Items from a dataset
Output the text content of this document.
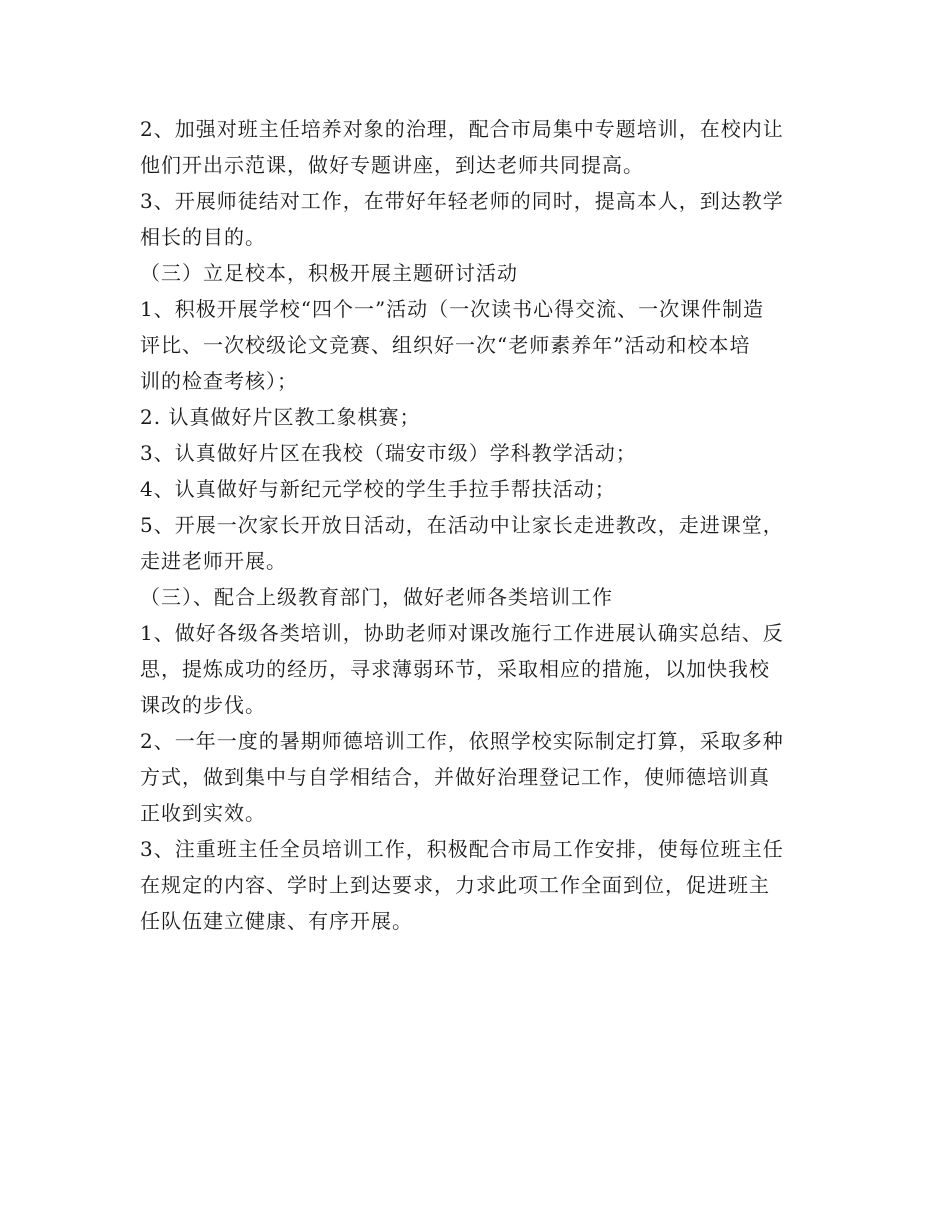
2、加强对班主任培养对象的治理，配合市局集中专题培训，在校内让
他们开出示范课，做好专题讲座，到达老师共同提高。
3、开展师徒结对工作，在带好年轻老师的同时，提高本人，到达教学
相长的目的。
（三）立足校本，积极开展主题研讨活动
1、积极开展学校“四个一”活动（一次读书心得交流、一次课件制造
评比、一次校级论文竞赛、组织好一次“老师素养年”活动和校本培
训的检查考核）；
2. 认真做好片区教工象棋赛；
3、认真做好片区在我校（瑞安市级）学科教学活动；
4、认真做好与新纪元学校的学生手拉手帮扶活动；
5、开展一次家长开放日活动，在活动中让家长走进教改，走进课堂，
走进老师开展。
（三）、配合上级教育部门，做好老师各类培训工作
1、做好各级各类培训，协助老师对课改施行工作进展认确实总结、反
思，提炼成功的经历，寻求薄弱环节，采取相应的措施，以加快我校
课改的步伐。
2、一年一度的暑期师德培训工作，依照学校实际制定打算，采取多种
方式，做到集中与自学相结合，并做好治理登记工作，使师德培训真
正收到实效。
3、注重班主任全员培训工作，积极配合市局工作安排，使每位班主任
在规定的内容、学时上到达要求，力求此项工作全面到位，促进班主
任队伍建立健康、有序开展。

- [Task statement]: Return the whole listing, word for word, and leave out every picture.

- [Solution for this problem]:
Output the text content of this document.
2、加强对班主任培养对象的治理，配合市局集中专题培训，在校内让
他们开出示范课，做好专题讲座，到达老师共同提高。
3、开展师徒结对工作，在带好年轻老师的同时，提高本人，到达教学
相长的目的。
（三）立足校本，积极开展主题研讨活动
1、积极开展学校“四个一”活动（一次读书心得交流、一次课件制造
评比、一次校级论文竞赛、组织好一次“老师素养年”活动和校本培
训的检查考核）；
2. 认真做好片区教工象棋赛；
3、认真做好片区在我校（瑞安市级）学科教学活动；
4、认真做好与新纪元学校的学生手拉手帮扶活动；
5、开展一次家长开放日活动，在活动中让家长走进教改，走进课堂，
走进老师开展。
（三）、配合上级教育部门，做好老师各类培训工作
1、做好各级各类培训，协助老师对课改施行工作进展认确实总结、反
思，提炼成功的经历，寻求薄弱环节，采取相应的措施，以加快我校
课改的步伐。
2、一年一度的暑期师德培训工作，依照学校实际制定打算，采取多种
方式，做到集中与自学相结合，并做好治理登记工作，使师德培训真
正收到实效。
3、注重班主任全员培训工作，积极配合市局工作安排，使每位班主任
在规定的内容、学时上到达要求，力求此项工作全面到位，促进班主
任队伍建立健康、有序开展。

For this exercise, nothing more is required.